------ Data for processing ------

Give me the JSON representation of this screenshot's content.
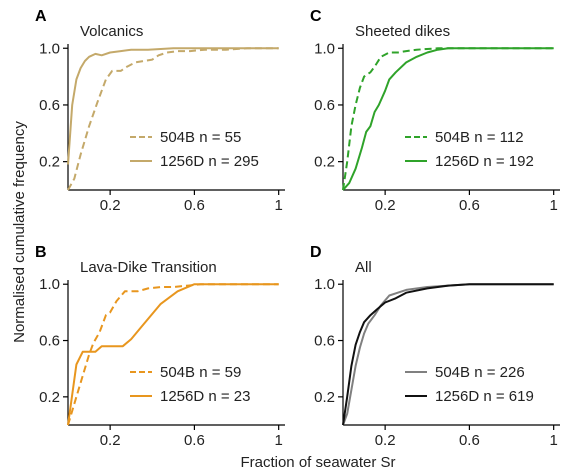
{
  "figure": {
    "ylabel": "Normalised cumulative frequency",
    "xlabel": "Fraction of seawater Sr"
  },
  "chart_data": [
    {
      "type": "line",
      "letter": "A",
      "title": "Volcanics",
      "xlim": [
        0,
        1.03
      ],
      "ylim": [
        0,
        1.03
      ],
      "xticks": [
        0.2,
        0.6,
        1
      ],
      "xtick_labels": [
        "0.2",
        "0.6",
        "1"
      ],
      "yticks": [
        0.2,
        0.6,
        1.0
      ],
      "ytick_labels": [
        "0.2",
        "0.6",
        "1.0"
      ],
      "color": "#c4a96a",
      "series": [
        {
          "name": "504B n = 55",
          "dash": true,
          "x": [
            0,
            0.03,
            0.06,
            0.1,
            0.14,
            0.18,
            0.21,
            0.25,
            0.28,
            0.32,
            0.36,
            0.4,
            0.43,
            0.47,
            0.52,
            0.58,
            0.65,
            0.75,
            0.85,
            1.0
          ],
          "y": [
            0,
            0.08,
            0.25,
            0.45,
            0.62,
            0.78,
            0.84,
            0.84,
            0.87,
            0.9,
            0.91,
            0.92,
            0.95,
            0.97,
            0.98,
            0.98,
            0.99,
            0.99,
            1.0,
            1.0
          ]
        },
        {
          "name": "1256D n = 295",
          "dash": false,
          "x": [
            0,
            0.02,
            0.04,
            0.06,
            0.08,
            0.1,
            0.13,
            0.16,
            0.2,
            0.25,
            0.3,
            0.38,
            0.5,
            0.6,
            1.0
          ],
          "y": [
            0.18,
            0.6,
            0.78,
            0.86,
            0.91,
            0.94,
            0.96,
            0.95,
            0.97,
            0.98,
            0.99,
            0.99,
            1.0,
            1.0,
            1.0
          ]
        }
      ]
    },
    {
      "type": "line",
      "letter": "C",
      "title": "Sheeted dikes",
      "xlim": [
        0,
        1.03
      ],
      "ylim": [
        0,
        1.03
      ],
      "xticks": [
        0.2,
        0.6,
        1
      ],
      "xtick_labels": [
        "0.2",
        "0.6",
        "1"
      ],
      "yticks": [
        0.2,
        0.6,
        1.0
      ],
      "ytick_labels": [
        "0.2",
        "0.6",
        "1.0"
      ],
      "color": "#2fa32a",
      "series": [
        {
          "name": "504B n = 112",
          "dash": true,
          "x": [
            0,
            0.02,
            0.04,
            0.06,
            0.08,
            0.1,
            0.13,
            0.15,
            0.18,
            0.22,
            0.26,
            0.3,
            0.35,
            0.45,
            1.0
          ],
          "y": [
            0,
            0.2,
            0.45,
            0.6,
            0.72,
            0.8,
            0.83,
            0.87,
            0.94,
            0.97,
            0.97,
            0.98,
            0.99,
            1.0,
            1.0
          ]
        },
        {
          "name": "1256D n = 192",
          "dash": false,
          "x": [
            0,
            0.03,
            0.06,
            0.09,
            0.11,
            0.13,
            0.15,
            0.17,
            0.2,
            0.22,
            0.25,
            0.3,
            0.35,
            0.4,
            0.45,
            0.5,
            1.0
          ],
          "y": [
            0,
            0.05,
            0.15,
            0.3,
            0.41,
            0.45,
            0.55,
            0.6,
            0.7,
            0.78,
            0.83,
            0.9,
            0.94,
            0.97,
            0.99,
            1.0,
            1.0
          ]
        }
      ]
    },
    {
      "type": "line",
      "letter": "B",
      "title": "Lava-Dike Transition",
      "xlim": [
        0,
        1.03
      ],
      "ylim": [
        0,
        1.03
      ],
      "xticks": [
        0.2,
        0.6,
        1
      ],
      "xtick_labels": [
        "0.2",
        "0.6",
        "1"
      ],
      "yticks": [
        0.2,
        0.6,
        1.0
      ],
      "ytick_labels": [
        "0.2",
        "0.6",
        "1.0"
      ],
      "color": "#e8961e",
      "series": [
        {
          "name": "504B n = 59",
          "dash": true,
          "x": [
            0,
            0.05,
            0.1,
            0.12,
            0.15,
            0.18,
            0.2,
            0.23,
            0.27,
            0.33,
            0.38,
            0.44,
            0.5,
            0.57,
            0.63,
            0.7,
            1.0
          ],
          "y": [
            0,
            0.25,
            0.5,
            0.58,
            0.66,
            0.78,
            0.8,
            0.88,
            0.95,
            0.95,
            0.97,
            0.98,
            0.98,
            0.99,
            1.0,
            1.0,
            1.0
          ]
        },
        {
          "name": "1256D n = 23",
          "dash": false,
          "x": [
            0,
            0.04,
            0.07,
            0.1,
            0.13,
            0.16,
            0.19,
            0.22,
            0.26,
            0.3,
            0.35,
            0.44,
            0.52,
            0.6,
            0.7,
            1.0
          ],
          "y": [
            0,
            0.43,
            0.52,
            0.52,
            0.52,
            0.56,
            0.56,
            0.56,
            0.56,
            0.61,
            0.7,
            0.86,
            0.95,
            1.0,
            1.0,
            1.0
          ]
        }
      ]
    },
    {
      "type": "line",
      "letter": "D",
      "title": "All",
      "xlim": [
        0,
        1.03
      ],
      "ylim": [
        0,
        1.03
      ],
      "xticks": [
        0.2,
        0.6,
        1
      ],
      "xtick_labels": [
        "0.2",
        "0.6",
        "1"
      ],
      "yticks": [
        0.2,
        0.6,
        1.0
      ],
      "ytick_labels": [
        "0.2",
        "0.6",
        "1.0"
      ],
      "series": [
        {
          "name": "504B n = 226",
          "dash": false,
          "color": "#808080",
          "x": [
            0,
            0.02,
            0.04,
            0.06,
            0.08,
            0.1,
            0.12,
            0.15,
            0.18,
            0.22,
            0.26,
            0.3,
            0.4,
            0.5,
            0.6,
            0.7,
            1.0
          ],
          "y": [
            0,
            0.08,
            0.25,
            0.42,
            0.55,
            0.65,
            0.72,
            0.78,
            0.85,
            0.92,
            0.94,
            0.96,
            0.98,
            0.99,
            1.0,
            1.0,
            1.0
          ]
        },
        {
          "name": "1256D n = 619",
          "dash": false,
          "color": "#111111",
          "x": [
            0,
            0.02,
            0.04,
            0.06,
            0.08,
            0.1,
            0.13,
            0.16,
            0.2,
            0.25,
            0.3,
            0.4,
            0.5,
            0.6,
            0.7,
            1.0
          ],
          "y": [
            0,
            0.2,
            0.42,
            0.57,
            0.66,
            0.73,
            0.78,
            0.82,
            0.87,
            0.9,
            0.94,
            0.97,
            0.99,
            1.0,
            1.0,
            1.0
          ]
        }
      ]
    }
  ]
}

------

Leaving aside the images, write out the entries above word for word.

Give me the JSON representation of this screenshot's content.
{
  "figure": {
    "ylabel": "Normalised cumulative frequency",
    "xlabel": "Fraction of seawater Sr"
  },
  "chart_data": [
    {
      "type": "line",
      "letter": "A",
      "title": "Volcanics",
      "xlim": [
        0,
        1.03
      ],
      "ylim": [
        0,
        1.03
      ],
      "xticks": [
        0.2,
        0.6,
        1
      ],
      "xtick_labels": [
        "0.2",
        "0.6",
        "1"
      ],
      "yticks": [
        0.2,
        0.6,
        1.0
      ],
      "ytick_labels": [
        "0.2",
        "0.6",
        "1.0"
      ],
      "color": "#c4a96a",
      "series": [
        {
          "name": "504B n = 55",
          "dash": true,
          "x": [
            0,
            0.03,
            0.06,
            0.1,
            0.14,
            0.18,
            0.21,
            0.25,
            0.28,
            0.32,
            0.36,
            0.4,
            0.43,
            0.47,
            0.52,
            0.58,
            0.65,
            0.75,
            0.85,
            1.0
          ],
          "y": [
            0,
            0.08,
            0.25,
            0.45,
            0.62,
            0.78,
            0.84,
            0.84,
            0.87,
            0.9,
            0.91,
            0.92,
            0.95,
            0.97,
            0.98,
            0.98,
            0.99,
            0.99,
            1.0,
            1.0
          ]
        },
        {
          "name": "1256D n = 295",
          "dash": false,
          "x": [
            0,
            0.02,
            0.04,
            0.06,
            0.08,
            0.1,
            0.13,
            0.16,
            0.2,
            0.25,
            0.3,
            0.38,
            0.5,
            0.6,
            1.0
          ],
          "y": [
            0.18,
            0.6,
            0.78,
            0.86,
            0.91,
            0.94,
            0.96,
            0.95,
            0.97,
            0.98,
            0.99,
            0.99,
            1.0,
            1.0,
            1.0
          ]
        }
      ]
    },
    {
      "type": "line",
      "letter": "C",
      "title": "Sheeted dikes",
      "xlim": [
        0,
        1.03
      ],
      "ylim": [
        0,
        1.03
      ],
      "xticks": [
        0.2,
        0.6,
        1
      ],
      "xtick_labels": [
        "0.2",
        "0.6",
        "1"
      ],
      "yticks": [
        0.2,
        0.6,
        1.0
      ],
      "ytick_labels": [
        "0.2",
        "0.6",
        "1.0"
      ],
      "color": "#2fa32a",
      "series": [
        {
          "name": "504B n = 112",
          "dash": true,
          "x": [
            0,
            0.02,
            0.04,
            0.06,
            0.08,
            0.1,
            0.13,
            0.15,
            0.18,
            0.22,
            0.26,
            0.3,
            0.35,
            0.45,
            1.0
          ],
          "y": [
            0,
            0.2,
            0.45,
            0.6,
            0.72,
            0.8,
            0.83,
            0.87,
            0.94,
            0.97,
            0.97,
            0.98,
            0.99,
            1.0,
            1.0
          ]
        },
        {
          "name": "1256D n = 192",
          "dash": false,
          "x": [
            0,
            0.03,
            0.06,
            0.09,
            0.11,
            0.13,
            0.15,
            0.17,
            0.2,
            0.22,
            0.25,
            0.3,
            0.35,
            0.4,
            0.45,
            0.5,
            1.0
          ],
          "y": [
            0,
            0.05,
            0.15,
            0.3,
            0.41,
            0.45,
            0.55,
            0.6,
            0.7,
            0.78,
            0.83,
            0.9,
            0.94,
            0.97,
            0.99,
            1.0,
            1.0
          ]
        }
      ]
    },
    {
      "type": "line",
      "letter": "B",
      "title": "Lava-Dike Transition",
      "xlim": [
        0,
        1.03
      ],
      "ylim": [
        0,
        1.03
      ],
      "xticks": [
        0.2,
        0.6,
        1
      ],
      "xtick_labels": [
        "0.2",
        "0.6",
        "1"
      ],
      "yticks": [
        0.2,
        0.6,
        1.0
      ],
      "ytick_labels": [
        "0.2",
        "0.6",
        "1.0"
      ],
      "color": "#e8961e",
      "series": [
        {
          "name": "504B n = 59",
          "dash": true,
          "x": [
            0,
            0.05,
            0.1,
            0.12,
            0.15,
            0.18,
            0.2,
            0.23,
            0.27,
            0.33,
            0.38,
            0.44,
            0.5,
            0.57,
            0.63,
            0.7,
            1.0
          ],
          "y": [
            0,
            0.25,
            0.5,
            0.58,
            0.66,
            0.78,
            0.8,
            0.88,
            0.95,
            0.95,
            0.97,
            0.98,
            0.98,
            0.99,
            1.0,
            1.0,
            1.0
          ]
        },
        {
          "name": "1256D n = 23",
          "dash": false,
          "x": [
            0,
            0.04,
            0.07,
            0.1,
            0.13,
            0.16,
            0.19,
            0.22,
            0.26,
            0.3,
            0.35,
            0.44,
            0.52,
            0.6,
            0.7,
            1.0
          ],
          "y": [
            0,
            0.43,
            0.52,
            0.52,
            0.52,
            0.56,
            0.56,
            0.56,
            0.56,
            0.61,
            0.7,
            0.86,
            0.95,
            1.0,
            1.0,
            1.0
          ]
        }
      ]
    },
    {
      "type": "line",
      "letter": "D",
      "title": "All",
      "xlim": [
        0,
        1.03
      ],
      "ylim": [
        0,
        1.03
      ],
      "xticks": [
        0.2,
        0.6,
        1
      ],
      "xtick_labels": [
        "0.2",
        "0.6",
        "1"
      ],
      "yticks": [
        0.2,
        0.6,
        1.0
      ],
      "ytick_labels": [
        "0.2",
        "0.6",
        "1.0"
      ],
      "series": [
        {
          "name": "504B n = 226",
          "dash": false,
          "color": "#808080",
          "x": [
            0,
            0.02,
            0.04,
            0.06,
            0.08,
            0.1,
            0.12,
            0.15,
            0.18,
            0.22,
            0.26,
            0.3,
            0.4,
            0.5,
            0.6,
            0.7,
            1.0
          ],
          "y": [
            0,
            0.08,
            0.25,
            0.42,
            0.55,
            0.65,
            0.72,
            0.78,
            0.85,
            0.92,
            0.94,
            0.96,
            0.98,
            0.99,
            1.0,
            1.0,
            1.0
          ]
        },
        {
          "name": "1256D n = 619",
          "dash": false,
          "color": "#111111",
          "x": [
            0,
            0.02,
            0.04,
            0.06,
            0.08,
            0.1,
            0.13,
            0.16,
            0.2,
            0.25,
            0.3,
            0.4,
            0.5,
            0.6,
            0.7,
            1.0
          ],
          "y": [
            0,
            0.2,
            0.42,
            0.57,
            0.66,
            0.73,
            0.78,
            0.82,
            0.87,
            0.9,
            0.94,
            0.97,
            0.99,
            1.0,
            1.0,
            1.0
          ]
        }
      ]
    }
  ]
}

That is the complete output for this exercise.